- [次の作業]
(A) 熱中症の記事のうち、「今回、熱中症について教えても」から「事がわかる症状まで様々です。」までの部分を、「学生たち」を「利用者たち」に入れ替えて書き直してください。
(B) 熱中症の記事を、最後の文のあとから続けて書いてください。

- [本文の抜粋]
------------------------------------------------

熱中症から身を守るには!?
夏の暑さが厳しくなると共に、熱中症のリスクも高まります。意外と知られていないのは、屋外だけでなく室内でも熱中症が発生することがある点です。この見えない脅威から身を守るためには何が必要でしょうか?この記事では、熱中症の基本知識から予防策、万が一の際の対処法までを解説します。ご自身やご家族の健康を守り、今年の夏を安全に過ごすための情報をしっかりと学びましょう。熱中症対策のポイントを押さえて、暑い季節を元気に乗り切りましょう。
今回、熱中症について教えてもらうのは、六甲アイランドトレーニングルーム・アスレティックトレーナーの水野さんです。水野さんは六甲アイランド・トレーニングルームにて、専属のトレーナーとして、スポーツ傷害に対するケアやリハビリ、日常生活における身体機能改善等の目的に、学生たちにアドバイスしてくれています。
Contents
・熱中症とは
・日本における気温上昇と熱中症の現状
・熱中症のサインに気づく
・ 熱中症を予防する方法
・ 熱中症に関する誤解と正しい知識
熱中症とは
熱中症の症状
熱中症は暑熱環境において体温調整がうまく機能しなくなる事で、身体に現れる症状の総称です。症状には、怠さや頭痛といった熱中症とは気づきにくいものから、嘔吐や痙攣、意識障害といった他者から見ても異常な事がわかる症状まで様々です。
熱中症が引き起こす健康リスク
熱中症が重症化し、深部体温が40℃を超えると熱射病という深刻な状態に陥ります。この深部体温が40℃を超えた状態が続いてしまうと、中枢神経に後遺症が出てしまうことや、最悪の場合は命を落としてしまいます。(令和5年10月総務省消防庁報道資料より)
日本における気温上昇と熱中症の現状
2023年夏の平均気温が125年間で最高に。今年は?
昨年の夏(2023年6月から8月)は、日本の平均気温が平年と比べて1.76度高く、気象庁が統計を取り始めた1898年以降の125年間で最も高くなりました。さらに、日本近海の海面水温も過去最高となり、地上だけでなく、海も最も暑い夏となりました。

------------------------------------------------

- [取り出したデータ]

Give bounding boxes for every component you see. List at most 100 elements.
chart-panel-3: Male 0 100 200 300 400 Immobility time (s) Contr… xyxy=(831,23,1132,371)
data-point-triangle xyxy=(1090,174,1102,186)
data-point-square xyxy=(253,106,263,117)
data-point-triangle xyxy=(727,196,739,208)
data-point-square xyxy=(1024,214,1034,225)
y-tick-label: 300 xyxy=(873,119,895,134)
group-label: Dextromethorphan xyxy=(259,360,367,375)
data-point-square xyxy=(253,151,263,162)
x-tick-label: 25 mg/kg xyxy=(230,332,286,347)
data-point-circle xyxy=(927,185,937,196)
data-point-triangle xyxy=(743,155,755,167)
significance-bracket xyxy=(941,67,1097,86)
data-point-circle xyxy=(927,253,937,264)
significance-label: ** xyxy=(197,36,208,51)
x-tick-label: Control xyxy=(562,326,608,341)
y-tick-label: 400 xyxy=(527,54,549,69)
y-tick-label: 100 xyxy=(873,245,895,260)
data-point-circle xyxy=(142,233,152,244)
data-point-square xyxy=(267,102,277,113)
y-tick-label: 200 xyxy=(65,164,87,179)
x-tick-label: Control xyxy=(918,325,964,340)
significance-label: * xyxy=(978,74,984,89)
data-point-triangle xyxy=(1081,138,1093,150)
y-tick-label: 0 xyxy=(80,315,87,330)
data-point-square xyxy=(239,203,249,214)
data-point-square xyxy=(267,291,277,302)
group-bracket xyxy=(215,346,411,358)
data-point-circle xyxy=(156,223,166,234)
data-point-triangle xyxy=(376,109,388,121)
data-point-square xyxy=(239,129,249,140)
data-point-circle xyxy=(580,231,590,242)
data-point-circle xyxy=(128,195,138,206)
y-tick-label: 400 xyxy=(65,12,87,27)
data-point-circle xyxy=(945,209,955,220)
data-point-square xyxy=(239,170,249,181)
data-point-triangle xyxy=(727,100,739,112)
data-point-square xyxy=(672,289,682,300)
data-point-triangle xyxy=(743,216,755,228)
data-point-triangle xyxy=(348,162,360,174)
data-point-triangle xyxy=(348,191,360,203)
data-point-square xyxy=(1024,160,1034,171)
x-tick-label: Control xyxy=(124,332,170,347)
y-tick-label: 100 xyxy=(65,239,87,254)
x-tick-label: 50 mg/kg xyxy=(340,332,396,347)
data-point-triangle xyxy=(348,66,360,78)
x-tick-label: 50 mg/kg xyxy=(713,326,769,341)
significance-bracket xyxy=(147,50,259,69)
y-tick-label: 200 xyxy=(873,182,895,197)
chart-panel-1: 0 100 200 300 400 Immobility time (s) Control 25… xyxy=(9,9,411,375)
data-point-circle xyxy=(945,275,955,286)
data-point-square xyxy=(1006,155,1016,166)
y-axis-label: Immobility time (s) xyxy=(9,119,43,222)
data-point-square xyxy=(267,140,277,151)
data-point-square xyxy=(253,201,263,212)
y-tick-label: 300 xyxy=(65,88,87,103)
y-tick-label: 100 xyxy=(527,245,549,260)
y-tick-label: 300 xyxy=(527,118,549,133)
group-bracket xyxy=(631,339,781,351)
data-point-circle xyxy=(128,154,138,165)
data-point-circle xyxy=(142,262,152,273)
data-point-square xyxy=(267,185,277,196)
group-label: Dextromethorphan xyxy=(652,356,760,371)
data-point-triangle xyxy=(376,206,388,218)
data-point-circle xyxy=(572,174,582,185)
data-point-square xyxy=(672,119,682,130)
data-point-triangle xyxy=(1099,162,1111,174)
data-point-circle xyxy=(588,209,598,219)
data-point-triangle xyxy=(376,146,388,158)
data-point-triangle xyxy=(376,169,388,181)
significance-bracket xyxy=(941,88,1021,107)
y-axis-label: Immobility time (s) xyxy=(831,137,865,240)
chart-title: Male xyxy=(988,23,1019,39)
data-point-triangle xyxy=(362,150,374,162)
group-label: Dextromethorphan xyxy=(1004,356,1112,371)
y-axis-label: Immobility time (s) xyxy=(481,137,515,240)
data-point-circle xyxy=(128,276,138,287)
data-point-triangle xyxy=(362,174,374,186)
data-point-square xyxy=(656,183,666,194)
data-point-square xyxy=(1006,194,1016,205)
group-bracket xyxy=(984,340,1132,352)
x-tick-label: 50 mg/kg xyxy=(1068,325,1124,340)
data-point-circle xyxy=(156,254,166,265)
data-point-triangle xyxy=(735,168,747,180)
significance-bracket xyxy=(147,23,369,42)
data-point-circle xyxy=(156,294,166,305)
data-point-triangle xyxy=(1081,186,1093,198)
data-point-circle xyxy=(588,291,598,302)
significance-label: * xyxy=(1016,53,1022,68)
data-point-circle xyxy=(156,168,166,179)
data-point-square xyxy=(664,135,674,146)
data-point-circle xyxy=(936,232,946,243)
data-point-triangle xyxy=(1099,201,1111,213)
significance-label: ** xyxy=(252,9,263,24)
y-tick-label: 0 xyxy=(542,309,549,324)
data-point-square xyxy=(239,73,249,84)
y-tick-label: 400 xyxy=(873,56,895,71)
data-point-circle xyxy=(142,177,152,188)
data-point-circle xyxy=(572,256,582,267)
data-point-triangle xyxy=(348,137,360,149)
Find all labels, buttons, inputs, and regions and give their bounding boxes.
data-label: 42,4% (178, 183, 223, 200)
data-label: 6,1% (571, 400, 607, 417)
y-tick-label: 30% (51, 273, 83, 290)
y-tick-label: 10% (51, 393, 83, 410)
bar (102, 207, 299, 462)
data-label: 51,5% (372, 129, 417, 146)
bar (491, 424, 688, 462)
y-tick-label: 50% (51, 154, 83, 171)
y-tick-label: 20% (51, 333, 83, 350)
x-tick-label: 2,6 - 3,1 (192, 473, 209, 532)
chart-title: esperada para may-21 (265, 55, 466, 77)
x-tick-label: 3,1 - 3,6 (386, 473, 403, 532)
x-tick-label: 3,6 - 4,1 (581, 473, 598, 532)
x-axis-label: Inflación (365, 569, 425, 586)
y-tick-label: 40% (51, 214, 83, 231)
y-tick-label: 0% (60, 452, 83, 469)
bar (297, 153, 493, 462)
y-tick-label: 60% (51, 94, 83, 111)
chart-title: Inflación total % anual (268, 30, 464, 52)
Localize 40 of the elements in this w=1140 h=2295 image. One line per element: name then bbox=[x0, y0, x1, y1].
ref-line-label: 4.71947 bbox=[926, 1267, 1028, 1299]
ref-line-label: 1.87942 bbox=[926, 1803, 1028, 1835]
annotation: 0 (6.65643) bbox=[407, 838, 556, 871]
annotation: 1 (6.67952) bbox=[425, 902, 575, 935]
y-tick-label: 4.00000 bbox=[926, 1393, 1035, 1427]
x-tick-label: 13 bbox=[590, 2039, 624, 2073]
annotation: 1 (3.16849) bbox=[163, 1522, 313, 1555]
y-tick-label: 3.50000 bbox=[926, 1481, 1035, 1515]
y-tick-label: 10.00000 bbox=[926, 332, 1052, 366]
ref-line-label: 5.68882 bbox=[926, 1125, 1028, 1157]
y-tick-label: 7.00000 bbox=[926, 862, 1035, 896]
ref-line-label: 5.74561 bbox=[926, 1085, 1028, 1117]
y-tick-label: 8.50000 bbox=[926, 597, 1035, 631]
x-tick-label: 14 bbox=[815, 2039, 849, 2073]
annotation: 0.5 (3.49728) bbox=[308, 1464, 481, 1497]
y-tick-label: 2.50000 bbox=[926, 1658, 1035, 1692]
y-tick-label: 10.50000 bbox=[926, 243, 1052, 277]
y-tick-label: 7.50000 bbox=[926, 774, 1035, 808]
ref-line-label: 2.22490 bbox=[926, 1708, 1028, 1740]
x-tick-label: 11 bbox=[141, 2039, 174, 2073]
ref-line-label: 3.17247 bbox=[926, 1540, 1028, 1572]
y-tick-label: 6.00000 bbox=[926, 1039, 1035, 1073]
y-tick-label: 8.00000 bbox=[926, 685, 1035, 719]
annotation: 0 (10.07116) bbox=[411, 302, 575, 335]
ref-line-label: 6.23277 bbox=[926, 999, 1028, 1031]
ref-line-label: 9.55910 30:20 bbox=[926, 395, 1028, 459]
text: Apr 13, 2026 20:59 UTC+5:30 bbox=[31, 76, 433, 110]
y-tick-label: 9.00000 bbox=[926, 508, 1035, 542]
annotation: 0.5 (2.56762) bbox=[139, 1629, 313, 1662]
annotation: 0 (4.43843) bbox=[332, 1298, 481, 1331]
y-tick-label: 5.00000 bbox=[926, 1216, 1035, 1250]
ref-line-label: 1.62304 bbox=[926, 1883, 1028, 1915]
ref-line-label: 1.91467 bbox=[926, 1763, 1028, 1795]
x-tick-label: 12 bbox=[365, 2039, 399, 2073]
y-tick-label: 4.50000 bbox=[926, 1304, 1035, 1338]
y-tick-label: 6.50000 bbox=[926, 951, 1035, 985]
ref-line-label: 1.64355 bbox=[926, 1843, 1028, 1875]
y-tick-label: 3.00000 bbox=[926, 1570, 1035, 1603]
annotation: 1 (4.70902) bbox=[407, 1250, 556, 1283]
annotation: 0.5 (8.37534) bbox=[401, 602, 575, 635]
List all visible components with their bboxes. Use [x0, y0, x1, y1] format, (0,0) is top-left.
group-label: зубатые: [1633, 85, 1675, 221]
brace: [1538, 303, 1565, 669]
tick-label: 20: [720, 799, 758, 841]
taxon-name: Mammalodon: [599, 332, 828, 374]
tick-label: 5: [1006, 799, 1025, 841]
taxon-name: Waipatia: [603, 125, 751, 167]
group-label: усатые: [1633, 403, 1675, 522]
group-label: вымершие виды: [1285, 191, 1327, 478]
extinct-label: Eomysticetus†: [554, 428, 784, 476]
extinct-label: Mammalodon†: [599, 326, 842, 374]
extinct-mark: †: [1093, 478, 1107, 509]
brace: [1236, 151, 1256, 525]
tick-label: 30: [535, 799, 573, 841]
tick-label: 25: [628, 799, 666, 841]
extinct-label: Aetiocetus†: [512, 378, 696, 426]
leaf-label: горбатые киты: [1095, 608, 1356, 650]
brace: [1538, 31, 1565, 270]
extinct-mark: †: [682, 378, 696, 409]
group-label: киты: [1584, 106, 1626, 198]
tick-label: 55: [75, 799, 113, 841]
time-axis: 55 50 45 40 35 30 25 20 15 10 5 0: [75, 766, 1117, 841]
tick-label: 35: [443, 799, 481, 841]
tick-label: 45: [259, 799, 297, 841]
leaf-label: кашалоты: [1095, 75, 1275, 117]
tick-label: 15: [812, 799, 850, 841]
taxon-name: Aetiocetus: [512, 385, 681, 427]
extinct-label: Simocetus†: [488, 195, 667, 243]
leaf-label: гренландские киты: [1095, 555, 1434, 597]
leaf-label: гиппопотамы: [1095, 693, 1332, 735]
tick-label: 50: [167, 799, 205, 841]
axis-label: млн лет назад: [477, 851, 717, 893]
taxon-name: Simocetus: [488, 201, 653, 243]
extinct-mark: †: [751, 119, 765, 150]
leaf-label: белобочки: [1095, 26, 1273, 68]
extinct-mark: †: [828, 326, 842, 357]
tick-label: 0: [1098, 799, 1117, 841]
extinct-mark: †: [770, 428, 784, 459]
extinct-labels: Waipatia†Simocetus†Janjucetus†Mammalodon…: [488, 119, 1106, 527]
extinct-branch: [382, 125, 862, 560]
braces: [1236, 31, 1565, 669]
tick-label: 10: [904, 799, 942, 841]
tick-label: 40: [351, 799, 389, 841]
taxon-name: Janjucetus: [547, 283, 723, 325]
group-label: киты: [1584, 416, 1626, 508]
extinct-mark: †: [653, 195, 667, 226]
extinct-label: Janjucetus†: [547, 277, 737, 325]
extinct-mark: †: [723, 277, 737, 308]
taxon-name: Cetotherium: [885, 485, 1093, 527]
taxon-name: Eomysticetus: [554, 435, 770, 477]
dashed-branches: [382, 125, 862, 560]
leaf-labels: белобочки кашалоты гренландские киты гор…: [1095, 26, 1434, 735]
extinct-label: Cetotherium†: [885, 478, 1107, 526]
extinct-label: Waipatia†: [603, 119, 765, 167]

------------------------------------------------

- [答えの例]
(A)
今回、熱中症について教えてもらうのは、六甲アイランドトレーニングルーム・アスレティックトレーナーの水野さんです。水野さんは六甲アイランド・トレーニングルームにて、専属のトレーナーとして、スポーツ傷害に対するケアやリハビリ、日常生活における身体機能改善等の目的に、利用者たちにアドバイスしてくれています。
Contents
・熱中症とは
・日本における気温上昇と熱中症の現状
・熱中症のサインに気づく
・ 熱中症を予防する方法
・ 熱中症に関する誤解と正しい知識
熱中症とは
熱中症の症状
熱中症は暑熱環境において体温調整がうまく機能しなくなる事で、身体に現れる症状の総称です。症状には、怠さや頭痛といった熱中症とは気づきにくいものから、嘔吐や痙攣、意識障害といった他者から見ても異常な事がわかる症状まで様々です。

(B)
気象庁が5月21日に発表した2024年夏の長期予報では、6月から8月にかけての3か月は暖かく湿った空気が流れ込みやすく、全国的に気温が平年より高くなる見込みとのことです。地球温暖化やエルニーニョ現象の影響で地球の大気全体の気温がかなり高くなっていることから、太平洋高気圧が強まれば、昨年のような猛暑の可能性もあるそうです。
近年の日本における熱中症の統計
総務省消防庁の令和5年(5〜9月)のデータでは、91,467人が熱中症で救急搬送されました。この人数は、統計を取りはじめた2008年以降で過去2番目に多く、搬送後最初に行われた診断で死亡が確認されたのは107人、重症が1,889人、中等症が27,545人、軽症が61,456人でした。年齢別では高齢者(65歳以上)が半数を占めており、18歳以上65歳未満が30,910人、7歳以上18歳未満が9,583人、7歳未満が801人でした。発生場所は住居が36,541人(全体の約40%)と最も多く、野外(道路など)の26,928人(全体の約27%)を上回っていました。月で言うと、7月・8月に搬送者数が急増していて、気温の上昇に比例していることが分かります。
熱中症のサインに気づく
初期症状の見分け方
自身の水分不足(脱水症状)に気づくことが大切です。口の中が乾いていたり、暑いのにも関わらず汗が少ない場合は脱水症状の兆候かもしれません。また、少しでも頭痛や眩暈がした場合には、我慢をせずに早めに涼しい場所で休憩を取るようにしましょう。
熱中症を予防する方法
なぜ水分補給が必要なのか?
人は運動をしていなくても、日常生活を送るだけで1日に2.5リットル前後の水分が身体から失われています。3食の食事からも水分は摂取しているので、少なくとも飲料水として1ℓ以上は摂取したいところです。
効果的な水分摂取方法
水分補給といっても緑茶やコーヒーなどのカフェインを多く含む飲み物は、利尿作用があるため水分補給には不向きです。水分補給には、カフェインを含まない飲み物を選びましょう。水分を一度にたくさん飲んでも全ては吸収されないため、一口程度をこまめに飲むようにしてください。また、食事内容を見直す事も大切です。昼食時に汁物を摂られていない方は、お味噌汁などを追加するだけでも水分の摂取量を増やす事ができます。
熱中症の応急処置
現場での対処法
一刻も早く体温を下げる事が重要です。涼しい場所へ移動して首や脇を冷やすのが一般的ですが、改善しない場合は冷水に浸したタオル等を体や腕にかけて冷やしましょう。事前に準備が必要となりますが、氷を入れたビニールプールや水風呂に入る方が身体の冷却効果は高くなります。
医療機関への連絡が必要な場合
意識がはっきりせず動けなかったり、自分で水が飲めない様であれば救急搬送を考える必要があります。また、軽症に見えても症状が改善しない場合は医療機関を受診しましょう。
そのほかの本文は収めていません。